# Set task
Go through the listing beneath this task and return every line that carries the string "right".

# Records supplied
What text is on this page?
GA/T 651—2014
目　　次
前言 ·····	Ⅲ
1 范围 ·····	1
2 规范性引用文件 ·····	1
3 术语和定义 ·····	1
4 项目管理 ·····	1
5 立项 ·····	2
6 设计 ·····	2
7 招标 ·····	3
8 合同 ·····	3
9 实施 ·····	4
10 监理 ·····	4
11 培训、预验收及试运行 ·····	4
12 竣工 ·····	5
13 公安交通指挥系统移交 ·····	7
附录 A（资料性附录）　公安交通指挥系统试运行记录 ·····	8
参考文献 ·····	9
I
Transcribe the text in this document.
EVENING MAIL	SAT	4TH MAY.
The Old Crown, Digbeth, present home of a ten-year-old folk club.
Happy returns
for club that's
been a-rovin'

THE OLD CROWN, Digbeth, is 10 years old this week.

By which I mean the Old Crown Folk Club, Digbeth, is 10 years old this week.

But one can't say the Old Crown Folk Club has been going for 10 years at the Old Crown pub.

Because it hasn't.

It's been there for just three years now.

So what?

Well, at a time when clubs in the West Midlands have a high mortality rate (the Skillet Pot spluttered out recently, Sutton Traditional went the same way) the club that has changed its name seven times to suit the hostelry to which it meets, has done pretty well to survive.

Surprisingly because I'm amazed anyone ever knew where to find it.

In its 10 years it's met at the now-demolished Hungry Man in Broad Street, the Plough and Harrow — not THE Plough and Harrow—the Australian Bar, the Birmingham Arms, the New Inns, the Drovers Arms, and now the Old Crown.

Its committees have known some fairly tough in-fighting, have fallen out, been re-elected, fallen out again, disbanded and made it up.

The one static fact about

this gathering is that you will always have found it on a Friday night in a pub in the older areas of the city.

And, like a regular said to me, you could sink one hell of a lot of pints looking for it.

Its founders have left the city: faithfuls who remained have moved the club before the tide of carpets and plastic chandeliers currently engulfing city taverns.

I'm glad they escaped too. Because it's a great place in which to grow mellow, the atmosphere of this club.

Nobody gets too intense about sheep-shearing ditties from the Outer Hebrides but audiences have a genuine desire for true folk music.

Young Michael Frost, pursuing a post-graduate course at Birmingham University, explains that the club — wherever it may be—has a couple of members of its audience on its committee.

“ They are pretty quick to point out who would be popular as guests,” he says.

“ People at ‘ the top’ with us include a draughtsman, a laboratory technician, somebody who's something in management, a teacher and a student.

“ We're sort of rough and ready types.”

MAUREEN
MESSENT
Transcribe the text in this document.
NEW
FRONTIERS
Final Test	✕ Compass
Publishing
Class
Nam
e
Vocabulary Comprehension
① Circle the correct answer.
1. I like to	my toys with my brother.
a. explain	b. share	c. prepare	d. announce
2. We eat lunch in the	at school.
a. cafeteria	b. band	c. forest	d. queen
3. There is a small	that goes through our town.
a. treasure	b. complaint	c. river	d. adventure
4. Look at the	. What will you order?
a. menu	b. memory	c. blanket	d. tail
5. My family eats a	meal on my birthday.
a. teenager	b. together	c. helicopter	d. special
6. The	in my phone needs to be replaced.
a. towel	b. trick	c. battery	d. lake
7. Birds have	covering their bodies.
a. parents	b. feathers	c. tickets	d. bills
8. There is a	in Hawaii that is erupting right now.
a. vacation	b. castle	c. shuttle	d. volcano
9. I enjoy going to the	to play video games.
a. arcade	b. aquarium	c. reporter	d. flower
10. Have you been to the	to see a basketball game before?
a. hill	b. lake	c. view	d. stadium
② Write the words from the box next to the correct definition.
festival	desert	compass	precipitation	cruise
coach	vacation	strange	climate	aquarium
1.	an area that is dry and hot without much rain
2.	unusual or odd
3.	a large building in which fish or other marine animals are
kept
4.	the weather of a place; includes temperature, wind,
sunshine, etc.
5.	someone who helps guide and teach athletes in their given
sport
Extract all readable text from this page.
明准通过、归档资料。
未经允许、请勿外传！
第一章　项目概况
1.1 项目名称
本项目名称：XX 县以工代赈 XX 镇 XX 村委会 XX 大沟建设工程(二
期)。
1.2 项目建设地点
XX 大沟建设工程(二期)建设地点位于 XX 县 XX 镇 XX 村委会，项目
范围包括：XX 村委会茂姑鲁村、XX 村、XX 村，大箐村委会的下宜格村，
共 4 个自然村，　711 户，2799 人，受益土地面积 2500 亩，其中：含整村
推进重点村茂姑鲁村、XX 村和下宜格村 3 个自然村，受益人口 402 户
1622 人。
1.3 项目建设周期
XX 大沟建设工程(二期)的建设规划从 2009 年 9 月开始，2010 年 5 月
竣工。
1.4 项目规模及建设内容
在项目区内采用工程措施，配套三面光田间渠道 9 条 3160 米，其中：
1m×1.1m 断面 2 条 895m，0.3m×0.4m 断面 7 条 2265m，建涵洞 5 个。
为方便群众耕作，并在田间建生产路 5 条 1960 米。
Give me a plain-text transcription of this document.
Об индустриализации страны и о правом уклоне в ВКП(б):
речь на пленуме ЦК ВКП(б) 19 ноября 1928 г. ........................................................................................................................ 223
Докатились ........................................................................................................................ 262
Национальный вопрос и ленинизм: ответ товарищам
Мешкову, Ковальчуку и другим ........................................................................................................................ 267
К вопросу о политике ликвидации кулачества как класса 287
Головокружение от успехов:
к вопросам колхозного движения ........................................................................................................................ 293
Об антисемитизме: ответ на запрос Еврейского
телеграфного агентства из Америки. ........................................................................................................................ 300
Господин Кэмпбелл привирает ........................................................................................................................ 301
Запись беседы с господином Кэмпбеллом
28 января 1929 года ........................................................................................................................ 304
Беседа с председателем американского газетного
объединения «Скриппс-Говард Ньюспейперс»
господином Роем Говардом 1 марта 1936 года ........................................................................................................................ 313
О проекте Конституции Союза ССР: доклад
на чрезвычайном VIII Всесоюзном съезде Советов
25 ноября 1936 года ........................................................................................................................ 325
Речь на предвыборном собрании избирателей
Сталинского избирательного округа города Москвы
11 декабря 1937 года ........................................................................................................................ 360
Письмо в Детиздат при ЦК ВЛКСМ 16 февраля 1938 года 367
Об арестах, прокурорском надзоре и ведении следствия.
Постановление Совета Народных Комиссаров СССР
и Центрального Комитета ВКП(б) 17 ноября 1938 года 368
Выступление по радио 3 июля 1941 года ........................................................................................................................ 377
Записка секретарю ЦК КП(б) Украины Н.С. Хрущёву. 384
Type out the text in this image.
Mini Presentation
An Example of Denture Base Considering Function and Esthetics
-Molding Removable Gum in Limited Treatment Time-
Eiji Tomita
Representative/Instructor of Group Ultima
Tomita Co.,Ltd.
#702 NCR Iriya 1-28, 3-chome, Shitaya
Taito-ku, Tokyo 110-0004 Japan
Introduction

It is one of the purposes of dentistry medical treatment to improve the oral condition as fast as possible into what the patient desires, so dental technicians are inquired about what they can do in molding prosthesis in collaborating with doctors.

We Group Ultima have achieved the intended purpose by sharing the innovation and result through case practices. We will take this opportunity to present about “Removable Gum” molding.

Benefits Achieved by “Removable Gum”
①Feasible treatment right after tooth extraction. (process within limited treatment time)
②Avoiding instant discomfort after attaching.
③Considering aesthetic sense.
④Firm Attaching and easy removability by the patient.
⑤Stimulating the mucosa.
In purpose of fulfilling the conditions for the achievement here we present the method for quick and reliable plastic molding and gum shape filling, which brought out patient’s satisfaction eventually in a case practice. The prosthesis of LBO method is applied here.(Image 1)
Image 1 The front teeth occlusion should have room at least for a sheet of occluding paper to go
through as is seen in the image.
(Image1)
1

# Solution to the exercise
8. There is a	in Hawaii that is erupting right now.
①Feasible treatment right after tooth extraction. (process within limited treatment time)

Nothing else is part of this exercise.